**Problem description:**
Could you write out every record below exactly, leaving out any pictures?

▬▬▬

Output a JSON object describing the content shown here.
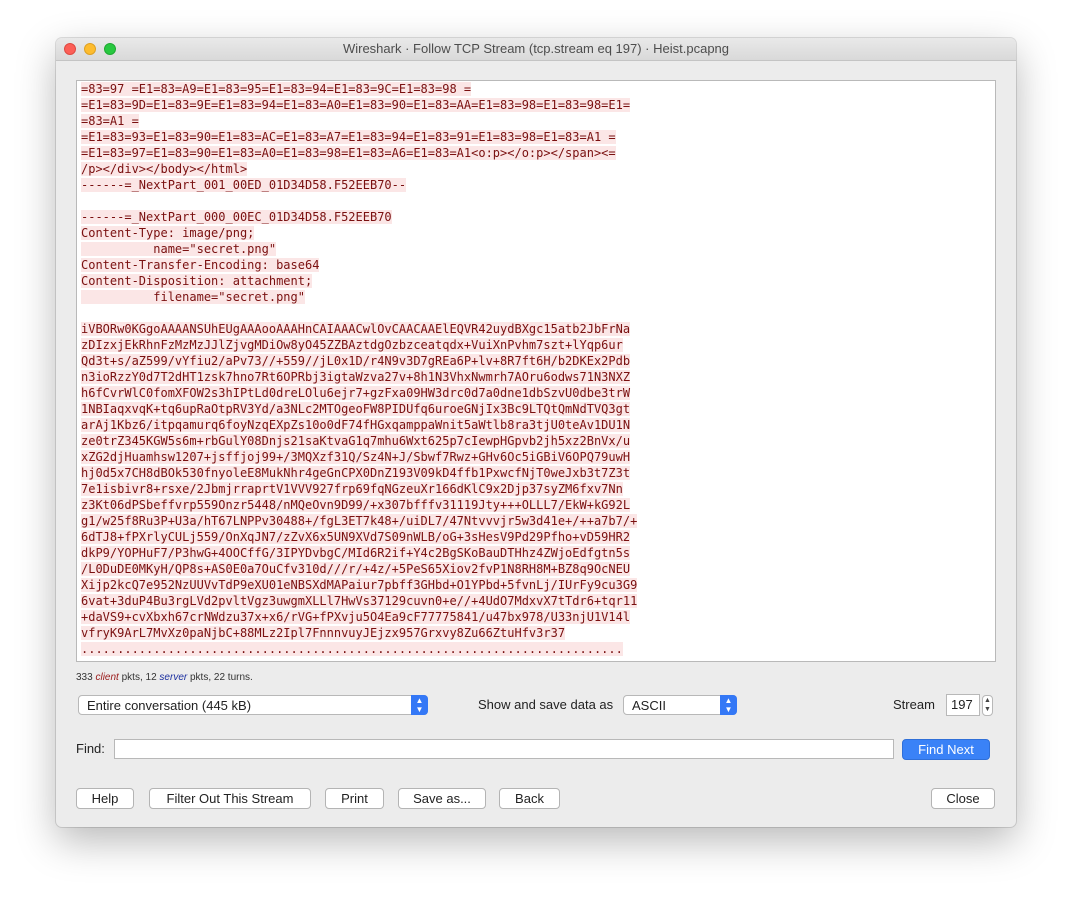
{
  "window": {
    "title": "Wireshark · Follow TCP Stream (tcp.stream eq 197) · Heist.pcapng"
  },
  "stream_lines": [
    "=83=97 =E1=83=A9=E1=83=95=E1=83=94=E1=83=9C=E1=83=98 =",
    "=E1=83=9D=E1=83=9E=E1=83=94=E1=83=A0=E1=83=90=E1=83=AA=E1=83=98=E1=83=98=E1=",
    "=83=A1 =",
    "=E1=83=93=E1=83=90=E1=83=AC=E1=83=A7=E1=83=94=E1=83=91=E1=83=98=E1=83=A1 =",
    "=E1=83=97=E1=83=90=E1=83=A0=E1=83=98=E1=83=A6=E1=83=A1<o:p></o:p></span><=",
    "/p></div></body></html>",
    "------=_NextPart_001_00ED_01D34D58.F52EEB70--",
    "",
    "------=_NextPart_000_00EC_01D34D58.F52EEB70",
    "Content-Type: image/png;",
    "          name=\"secret.png\"",
    "Content-Transfer-Encoding: base64",
    "Content-Disposition: attachment;",
    "          filename=\"secret.png\"",
    "",
    "iVBORw0KGgoAAAANSUhEUgAAAooAAAHnCAIAAACwlOvCAACAAElEQVR42uydBXgc15atb2JbFrNa",
    "zDIzxjEkRhnFzMzMzJJlZjvgMDiOw8yO45ZZBAztdgOzbzceatqdx+VuiXnPvhm7szt+lYqp6ur",
    "Qd3t+s/aZ599/vYfiu2/aPv73//+559//jL0x1D/r4N9v3D7gREa6P+lv+8R7ft6H/b2DKEx2Pdb",
    "n3ioRzzY0d7T2dHT1zsk7hno7Rt6OPRbj3igtaWzva27v+8h1N3VhxNwmrh7AOru6odws71N3NXZ",
    "h6fCvrWlC0fomXFOW2s3hIPtLd0dreLOlu6ejr7+gzFxa09HW3drc0d7a0dne1dbSzvU0dbe3trW",
    "1NBIaqxvqK+tq6upRaOtpRV3Yd/a3NLc2MTOgeoFW8PIDUfq6uroeGNjIx3Bc9LTQtQmNdTVQ3gt",
    "arAj1Kbz6/itpqamurq6foyNzqEXpZs10o0dF74fHGxqamppaWnit5aWtlb8ra3tjU0teAv1DU1N",
    "ze0trZ345KGW5s6m+rbGulY08Dnjs21saKtvaG1q7mhu6Wxt625p7cIewpHGpvb2jh5xz2BnVx/u",
    "xZG2djHuamhsw1207+jsffjoj99+/3MQXzf31Q/Sz4N+J/Sbwf7Rwz+GHv6Oc5iGBiV6OPQ79uwH",
    "hj0d5x7CH8dBOk530fnyoleE8MukNhr4geGnCPX0DnZ193V09kD4ffb1PxwcfNjT0weJxb3t7Z3t",
    "7e1isbivr8+rsxe/2JbmjrraprtV1VVV927frp69fqNGzeuXr166dKlC9x2Djp37syZM6fxv7Nn",
    "z3Kt06dPSbeffvrp559Onzr5448/nMQeOvn9D99/+x307bfffv31119Jty+++OLLL7/EkW+kG92L",
    "g1/w25f8Ru3P+U3a/hT67LNPPv30488+/fgL3ET7k48+/uiDL7/47Ntvvvjr5w3d41e+/++a7b7/+",
    "6dTJ8+fPXrlyCULj559/OnXqJN7/zZvX6x5UN9XVd7S09nWLB/oG+3sHesV9Pd29Pfho+vD59HR2",
    "dkP9/YOPHuF7/P3hwG+4OOCffG/3IPYDvbgC/MId6R2if+Y4c2BgSKoBauDTHhz4ZWjoEdfgtn5s",
    "/L0DuDE0MKyH/QP8s+AS0E0a7OuCfv310d///r/+4z/+5PeS65Xiov2fvP1N8RH8M+BZ8q9OcNEU",
    "Xijp2kcQ7e952NzUUVvTdP9eXU01eNBSXdMAPaiur7pbff3GHbd+O1YPbd+5fvnLj/IUrFy9cu3G9",
    "6vat+3duP4Bu3rgLVd2pvltVgz3uwgmXLLl7HwVs37129cuvn0+e//+4UdO7MdxvX7tTdr6+tqr11",
    "+daVS9+cvXbxh67crNWdzu37x+x6/rVG+fPXvju5O4Ea9cF77775841/u47bx978/U33njU1V14l",
    "vfryK9ArL7MvXz0paNjbC+88MLz2Ipl7FnnnvuyJEjzx957Grxvy8Zu66ZtuHfv3r37",
    "..........................................................................."
  ],
  "summary": {
    "client_count": "333",
    "client_label": "client",
    "mid": "pkts, 12",
    "server_label": "server",
    "tail": "pkts, 22 turns."
  },
  "conversation_select": {
    "value": "Entire conversation (445 kB)"
  },
  "show_save": {
    "label": "Show and save data as",
    "value": "ASCII"
  },
  "stream": {
    "label": "Stream",
    "value": "197"
  },
  "find": {
    "label": "Find:",
    "placeholder": "",
    "button": "Find Next"
  },
  "buttons": {
    "help": "Help",
    "filter_out": "Filter Out This Stream",
    "print": "Print",
    "save_as": "Save as...",
    "back": "Back",
    "close": "Close"
  }
}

▬▬▬

**Solved problem:**
Output a JSON object describing the content shown here.
{
  "window": {
    "title": "Wireshark · Follow TCP Stream (tcp.stream eq 197) · Heist.pcapng"
  },
  "stream_lines": [
    "=83=97 =E1=83=A9=E1=83=95=E1=83=94=E1=83=9C=E1=83=98 =",
    "=E1=83=9D=E1=83=9E=E1=83=94=E1=83=A0=E1=83=90=E1=83=AA=E1=83=98=E1=83=98=E1=",
    "=83=A1 =",
    "=E1=83=93=E1=83=90=E1=83=AC=E1=83=A7=E1=83=94=E1=83=91=E1=83=98=E1=83=A1 =",
    "=E1=83=97=E1=83=90=E1=83=A0=E1=83=98=E1=83=A6=E1=83=A1<o:p></o:p></span><=",
    "/p></div></body></html>",
    "------=_NextPart_001_00ED_01D34D58.F52EEB70--",
    "",
    "------=_NextPart_000_00EC_01D34D58.F52EEB70",
    "Content-Type: image/png;",
    "          name=\"secret.png\"",
    "Content-Transfer-Encoding: base64",
    "Content-Disposition: attachment;",
    "          filename=\"secret.png\"",
    "",
    "iVBORw0KGgoAAAANSUhEUgAAAooAAAHnCAIAAACwlOvCAACAAElEQVR42uydBXgc15atb2JbFrNa",
    "zDIzxjEkRhnFzMzMzJJlZjvgMDiOw8yO45ZZBAztdgOzbzceatqdx+VuiXnPvhm7szt+lYqp6ur",
    "Qd3t+s/aZ599/vYfiu2/aPv73//+559//jL0x1D/r4N9v3D7gREa6P+lv+8R7ft6H/b2DKEx2Pdb",
    "n3ioRzzY0d7T2dHT1zsk7hno7Rt6OPRbj3igtaWzva27v+8h1N3VhxNwmrh7AOru6odws71N3NXZ",
    "h6fCvrWlC0fomXFOW2s3hIPtLd0dreLOlu6ejr7+gzFxa09HW3drc0d7a0dne1dbSzvU0dbe3trW",
    "1NBIaqxvqK+tq6upRaOtpRV3Yd/a3NLc2MTOgeoFW8PIDUfq6uroeGNjIx3Bc9LTQtQmNdTVQ3gt",
    "arAj1Kbz6/itpqamurq6foyNzqEXpZs10o0dF74fHGxqamppaWnit5aWtlb8ra3tjU0teAv1DU1N",
    "ze0trZ345KGW5s6m+rbGulY08Dnjs21saKtvaG1q7mhu6Wxt625p7cIewpHGpvb2jh5xz2BnVx/u",
    "xZG2djHuamhsw1207+jsffjoj99+/3MQXzf31Q/Sz4N+J/Sbwf7Rwz+GHv6Oc5iGBiV6OPQ79uwH",
    "hj0d5x7CH8dBOk530fnyoleE8MukNhr4geGnCPX0DnZ193V09kD4ffb1PxwcfNjT0weJxb3t7Z3t",
    "7e1isbivr8+rsxe/2JbmjrraprtV1VVV927frp69fqNGzeuXr166dKlC9x2Djp37syZM6fxv7Nn",
    "z3Kt06dPSbeffvrp559Onzr5448/nMQeOvn9D99/+x307bfffv31119Jty+++OLLL7/EkW+kG92L",
    "g1/w25f8Ru3P+U3a/hT67LNPPv30488+/fgL3ET7k48+/uiDL7/47Ntvvvjr5w3d41e+/++a7b7/+",
    "6dTJ8+fPXrlyCULj559/OnXqJN7/zZvX6x5UN9XVd7S09nWLB/oG+3sHesV9Pd29Pfho+vD59HR2",
    "dkP9/YOPHuF7/P3hwG+4OOCffG/3IPYDvbgC/MId6R2if+Y4c2BgSKoBauDTHhz4ZWjoEdfgtn5s",
    "/L0DuDE0MKyH/QP8s+AS0E0a7OuCfv310d///r/+4z/+5PeS65Xiov2fvP1N8RH8M+BZ8q9OcNEU",
    "Xijp2kcQ7e952NzUUVvTdP9eXU01eNBSXdMAPaiur7pbff3GHbd+O1YPbd+5fvnLj/IUrFy9cu3G9",
    "6vat+3duP4Bu3rgLVd2pvltVgz3uwgmXLLl7HwVs37129cuvn0+e//+4UdO7MdxvX7tTdr6+tqr11",
    "+daVS9+cvXbxh67crNWdzu37x+x6/rVG+fPXvju5O4Ea9cF77775841/u47bx978/U33njU1V14l",
    "vfryK9ArL7MvXz0paNjbC+88MLz2Ipl7FnnnvuyJEjzx957Grxvy8Zu66ZtuHfv3r37",
    "..........................................................................."
  ],
  "summary": {
    "client_count": "333",
    "client_label": "client",
    "mid": "pkts, 12",
    "server_label": "server",
    "tail": "pkts, 22 turns."
  },
  "conversation_select": {
    "value": "Entire conversation (445 kB)"
  },
  "show_save": {
    "label": "Show and save data as",
    "value": "ASCII"
  },
  "stream": {
    "label": "Stream",
    "value": "197"
  },
  "find": {
    "label": "Find:",
    "placeholder": "",
    "button": "Find Next"
  },
  "buttons": {
    "help": "Help",
    "filter_out": "Filter Out This Stream",
    "print": "Print",
    "save_as": "Save as...",
    "back": "Back",
    "close": "Close"
  }
}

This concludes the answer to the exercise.